Tally the lines of the data that include the word "Percent" and state the total, nothing else.

* BEGIN Information given *

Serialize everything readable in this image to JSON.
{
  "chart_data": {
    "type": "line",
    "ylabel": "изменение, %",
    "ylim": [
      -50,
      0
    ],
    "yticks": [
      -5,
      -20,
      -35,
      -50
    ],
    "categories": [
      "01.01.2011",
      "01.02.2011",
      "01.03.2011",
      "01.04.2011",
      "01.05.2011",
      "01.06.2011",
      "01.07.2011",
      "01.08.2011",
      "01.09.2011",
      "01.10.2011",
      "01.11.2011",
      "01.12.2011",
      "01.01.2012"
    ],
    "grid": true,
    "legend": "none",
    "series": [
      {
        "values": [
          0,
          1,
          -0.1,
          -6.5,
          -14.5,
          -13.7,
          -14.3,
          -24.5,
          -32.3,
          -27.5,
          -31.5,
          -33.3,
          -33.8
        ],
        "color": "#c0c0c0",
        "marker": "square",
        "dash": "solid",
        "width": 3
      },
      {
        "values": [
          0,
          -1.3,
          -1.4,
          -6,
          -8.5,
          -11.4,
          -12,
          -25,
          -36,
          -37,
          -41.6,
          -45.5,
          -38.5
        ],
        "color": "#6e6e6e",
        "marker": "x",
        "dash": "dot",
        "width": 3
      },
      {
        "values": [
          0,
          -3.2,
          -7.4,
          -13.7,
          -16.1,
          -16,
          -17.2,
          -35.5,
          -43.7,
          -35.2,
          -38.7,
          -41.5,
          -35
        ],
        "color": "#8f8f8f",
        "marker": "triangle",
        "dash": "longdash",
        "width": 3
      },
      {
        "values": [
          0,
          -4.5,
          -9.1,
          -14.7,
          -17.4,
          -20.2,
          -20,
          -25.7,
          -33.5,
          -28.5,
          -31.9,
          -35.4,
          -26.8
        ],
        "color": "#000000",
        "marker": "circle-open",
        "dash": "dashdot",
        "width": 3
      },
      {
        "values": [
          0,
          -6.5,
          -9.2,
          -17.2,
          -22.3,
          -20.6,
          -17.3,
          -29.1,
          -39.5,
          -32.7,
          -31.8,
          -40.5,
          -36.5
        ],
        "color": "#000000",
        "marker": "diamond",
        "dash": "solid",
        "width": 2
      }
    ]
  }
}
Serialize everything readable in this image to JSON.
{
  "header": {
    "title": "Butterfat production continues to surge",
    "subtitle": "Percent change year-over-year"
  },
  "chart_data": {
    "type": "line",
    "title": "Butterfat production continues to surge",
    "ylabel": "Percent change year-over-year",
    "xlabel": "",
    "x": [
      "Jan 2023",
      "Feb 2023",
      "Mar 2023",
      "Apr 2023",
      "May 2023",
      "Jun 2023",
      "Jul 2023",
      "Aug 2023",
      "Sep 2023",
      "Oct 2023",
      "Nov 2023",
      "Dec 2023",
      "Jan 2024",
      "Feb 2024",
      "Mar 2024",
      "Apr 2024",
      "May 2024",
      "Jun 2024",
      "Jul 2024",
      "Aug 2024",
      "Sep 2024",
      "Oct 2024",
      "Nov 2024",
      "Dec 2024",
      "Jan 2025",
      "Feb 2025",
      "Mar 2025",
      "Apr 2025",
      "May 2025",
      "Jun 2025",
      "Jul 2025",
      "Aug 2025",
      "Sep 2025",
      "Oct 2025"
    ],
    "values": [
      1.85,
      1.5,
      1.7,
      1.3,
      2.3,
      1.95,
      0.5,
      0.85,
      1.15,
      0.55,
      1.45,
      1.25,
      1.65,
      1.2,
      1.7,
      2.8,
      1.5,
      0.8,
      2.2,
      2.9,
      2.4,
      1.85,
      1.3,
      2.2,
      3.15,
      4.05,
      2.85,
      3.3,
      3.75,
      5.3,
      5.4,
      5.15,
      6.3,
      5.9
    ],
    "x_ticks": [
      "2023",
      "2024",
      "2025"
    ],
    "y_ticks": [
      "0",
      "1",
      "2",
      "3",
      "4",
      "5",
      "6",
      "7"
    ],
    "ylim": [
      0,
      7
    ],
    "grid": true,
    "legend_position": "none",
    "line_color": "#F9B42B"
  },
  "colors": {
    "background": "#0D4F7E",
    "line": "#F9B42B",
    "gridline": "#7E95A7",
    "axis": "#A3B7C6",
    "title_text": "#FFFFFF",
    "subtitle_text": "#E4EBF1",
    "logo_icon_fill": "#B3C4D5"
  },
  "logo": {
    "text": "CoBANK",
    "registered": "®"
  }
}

* END Information given *

◆ **Right answer**: 2